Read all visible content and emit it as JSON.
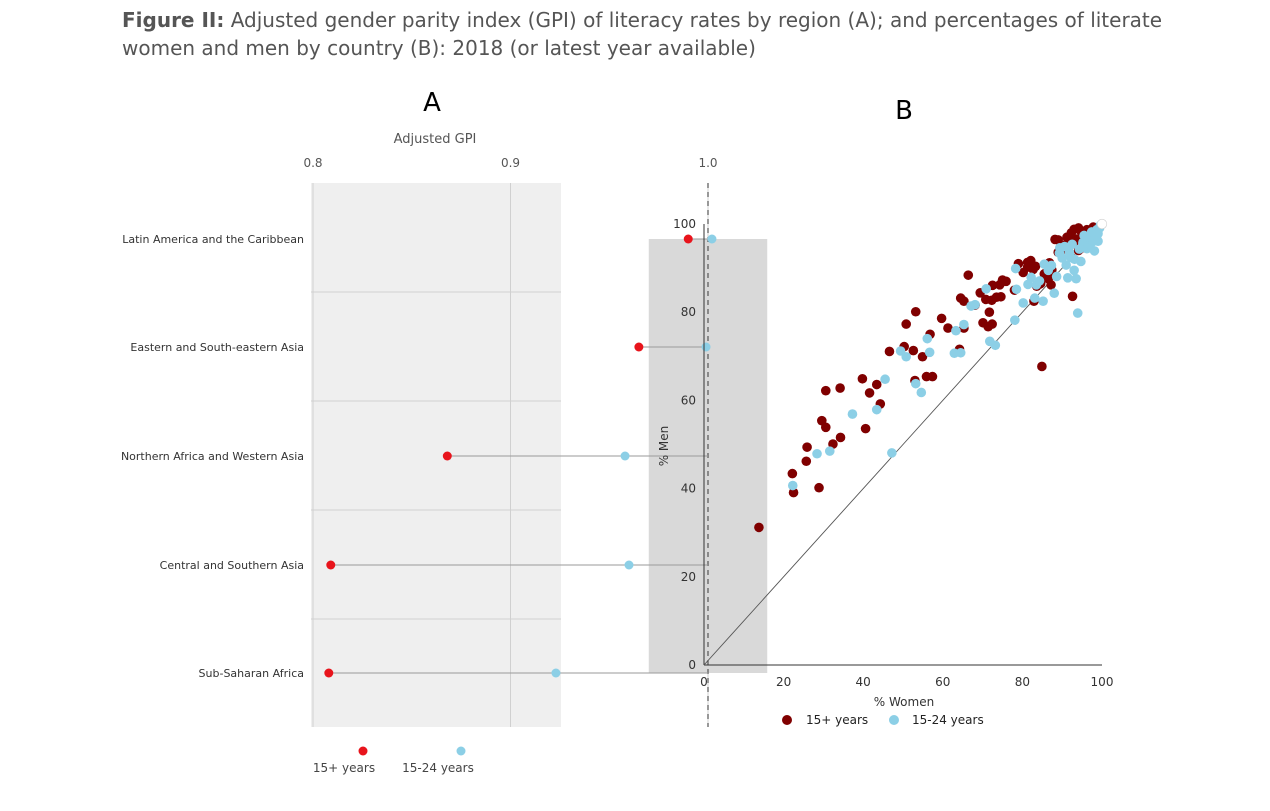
{
  "figure": {
    "label": "Figure II:",
    "caption": "Adjusted gender parity index (GPI) of literacy rates by region (A); and percentages of literate women and men by country (B): 2018 (or latest year available)"
  },
  "colors": {
    "red": "#e8141c",
    "blue": "#8ccfe6",
    "darkred": "#800000",
    "panel_bg": "#efefef",
    "band": "#d9d9d9"
  },
  "chart_data": [
    {
      "type": "dot-plot",
      "panel_label": "A",
      "title": "Adjusted GPI",
      "xlim": [
        0.8,
        1.03
      ],
      "xticks": [
        0.8,
        0.9,
        1.0
      ],
      "xtick_labels": [
        "0.8",
        "0.9",
        "1.0"
      ],
      "reference_line": 1.0,
      "parity_band": [
        0.97,
        1.03
      ],
      "categories": [
        "Latin America and the Caribbean",
        "Eastern and South-eastern Asia",
        "Northern Africa and Western Asia",
        "Central and Southern Asia",
        "Sub-Saharan Africa"
      ],
      "series": [
        {
          "name": "15+ years",
          "values": [
            0.99,
            0.965,
            0.868,
            0.809,
            0.808
          ]
        },
        {
          "name": "15-24 years",
          "values": [
            1.002,
            0.999,
            0.958,
            0.96,
            0.923
          ]
        }
      ],
      "legend": [
        "15+ years",
        "15-24 years"
      ]
    },
    {
      "type": "scatter",
      "panel_label": "B",
      "xlabel": "% Women",
      "ylabel": "% Men",
      "xlim": [
        0,
        100
      ],
      "ylim": [
        0,
        100
      ],
      "xticks": [
        "0",
        "20",
        "40",
        "60",
        "80",
        "100"
      ],
      "yticks": [
        "0",
        "20",
        "40",
        "60",
        "80",
        "100"
      ],
      "reference_line": "y = x",
      "legend": [
        "15+ years",
        "15-24 years"
      ],
      "series": [
        {
          "name": "15+ years",
          "points": [
            [
              13.8,
              31.2
            ],
            [
              22.5,
              39.1
            ],
            [
              22.2,
              43.4
            ],
            [
              25.7,
              46.2
            ],
            [
              25.9,
              49.4
            ],
            [
              28.9,
              40.2
            ],
            [
              29.6,
              55.4
            ],
            [
              30.6,
              53.9
            ],
            [
              32.4,
              50.1
            ],
            [
              34.3,
              51.6
            ],
            [
              30.6,
              62.2
            ],
            [
              34.2,
              62.8
            ],
            [
              39.8,
              64.9
            ],
            [
              40.6,
              53.6
            ],
            [
              41.6,
              61.7
            ],
            [
              43.4,
              63.6
            ],
            [
              44.3,
              59.2
            ],
            [
              46.6,
              71.1
            ],
            [
              50.3,
              72.2
            ],
            [
              50.8,
              77.3
            ],
            [
              52.6,
              71.3
            ],
            [
              53.2,
              80.1
            ],
            [
              53.0,
              64.5
            ],
            [
              54.9,
              69.9
            ],
            [
              55.9,
              65.4
            ],
            [
              57.4,
              65.4
            ],
            [
              56.8,
              75.0
            ],
            [
              59.7,
              78.6
            ],
            [
              61.3,
              76.4
            ],
            [
              64.2,
              71.6
            ],
            [
              64.5,
              83.2
            ],
            [
              65.3,
              82.5
            ],
            [
              65.3,
              76.4
            ],
            [
              66.4,
              88.4
            ],
            [
              68.1,
              81.6
            ],
            [
              69.4,
              84.4
            ],
            [
              70.1,
              77.6
            ],
            [
              70.8,
              82.9
            ],
            [
              71.4,
              76.7
            ],
            [
              71.7,
              80.0
            ],
            [
              72.4,
              77.3
            ],
            [
              72.3,
              82.7
            ],
            [
              72.5,
              86.1
            ],
            [
              73.5,
              83.4
            ],
            [
              74.3,
              86.2
            ],
            [
              74.6,
              83.5
            ],
            [
              75.0,
              87.3
            ],
            [
              75.9,
              87.0
            ],
            [
              78.0,
              85.0
            ],
            [
              79.0,
              91.0
            ],
            [
              80.2,
              89.0
            ],
            [
              81.3,
              90.2
            ],
            [
              81.3,
              91.3
            ],
            [
              82.1,
              91.7
            ],
            [
              82.7,
              89.7
            ],
            [
              83.3,
              90.4
            ],
            [
              82.9,
              82.5
            ],
            [
              83.6,
              85.9
            ],
            [
              84.4,
              86.4
            ],
            [
              84.9,
              67.7
            ],
            [
              84.6,
              86.5
            ],
            [
              85.5,
              88.7
            ],
            [
              86.5,
              87.6
            ],
            [
              86.8,
              88.5
            ],
            [
              86.8,
              91.2
            ],
            [
              87.2,
              86.2
            ],
            [
              87.4,
              89.6
            ],
            [
              88.2,
              96.5
            ],
            [
              89.0,
              96.4
            ],
            [
              89.0,
              93.6
            ],
            [
              89.7,
              94.0
            ],
            [
              90.7,
              95.2
            ],
            [
              91.2,
              97.0
            ],
            [
              91.5,
              94.1
            ],
            [
              91.9,
              96.6
            ],
            [
              92.3,
              98.0
            ],
            [
              92.8,
              95.5
            ],
            [
              93.0,
              98.8
            ],
            [
              92.6,
              83.6
            ],
            [
              93.7,
              96.6
            ],
            [
              94.1,
              99.1
            ],
            [
              94.1,
              94.0
            ],
            [
              94.6,
              98.5
            ],
            [
              94.9,
              94.6
            ],
            [
              95.4,
              97.2
            ],
            [
              95.8,
              95.5
            ],
            [
              96.2,
              98.7
            ],
            [
              96.7,
              97.6
            ],
            [
              97.4,
              98.6
            ],
            [
              97.8,
              99.3
            ],
            [
              98.3,
              99.0
            ]
          ]
        },
        {
          "name": "15-24 years",
          "points": [
            [
              22.3,
              40.7
            ],
            [
              28.4,
              47.9
            ],
            [
              31.6,
              48.5
            ],
            [
              37.3,
              56.9
            ],
            [
              43.4,
              57.9
            ],
            [
              45.5,
              64.8
            ],
            [
              47.2,
              48.1
            ],
            [
              49.4,
              71.2
            ],
            [
              50.8,
              69.9
            ],
            [
              53.2,
              63.8
            ],
            [
              54.6,
              61.8
            ],
            [
              56.1,
              74.0
            ],
            [
              56.7,
              70.9
            ],
            [
              62.9,
              70.7
            ],
            [
              63.3,
              75.8
            ],
            [
              64.5,
              70.8
            ],
            [
              65.3,
              77.2
            ],
            [
              67.1,
              81.4
            ],
            [
              68.1,
              81.7
            ],
            [
              70.9,
              85.3
            ],
            [
              71.8,
              73.4
            ],
            [
              73.2,
              72.5
            ],
            [
              78.1,
              78.2
            ],
            [
              78.3,
              89.9
            ],
            [
              78.5,
              85.2
            ],
            [
              80.2,
              82.1
            ],
            [
              81.4,
              86.3
            ],
            [
              82.2,
              87.9
            ],
            [
              83.1,
              83.2
            ],
            [
              83.5,
              86.2
            ],
            [
              84.3,
              87.1
            ],
            [
              85.2,
              82.5
            ],
            [
              85.5,
              90.9
            ],
            [
              86.5,
              89.5
            ],
            [
              87.3,
              90.6
            ],
            [
              88.0,
              84.3
            ],
            [
              88.6,
              88.1
            ],
            [
              89.4,
              94.6
            ],
            [
              89.3,
              93.4
            ],
            [
              90.0,
              92.3
            ],
            [
              90.6,
              94.9
            ],
            [
              91.0,
              90.7
            ],
            [
              91.4,
              87.8
            ],
            [
              91.8,
              93.6
            ],
            [
              92.2,
              92.4
            ],
            [
              92.5,
              95.4
            ],
            [
              93.1,
              92.0
            ],
            [
              93.5,
              87.6
            ],
            [
              93.0,
              89.5
            ],
            [
              93.9,
              79.8
            ],
            [
              94.3,
              94.3
            ],
            [
              94.7,
              91.5
            ],
            [
              95.2,
              95.8
            ],
            [
              95.5,
              97.4
            ],
            [
              95.8,
              96.1
            ],
            [
              96.2,
              94.4
            ],
            [
              96.6,
              97.0
            ],
            [
              97.0,
              95.3
            ],
            [
              97.4,
              98.2
            ],
            [
              97.7,
              96.0
            ],
            [
              98.1,
              93.9
            ],
            [
              98.4,
              97.4
            ],
            [
              98.7,
              98.7
            ],
            [
              99.0,
              97.8
            ],
            [
              99.0,
              96.1
            ],
            [
              99.4,
              99.1
            ],
            [
              99.6,
              99.7
            ]
          ]
        }
      ]
    }
  ]
}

..............................

The string "Africa" may appear in lines of the listing above; tally those lines and give the number only.

2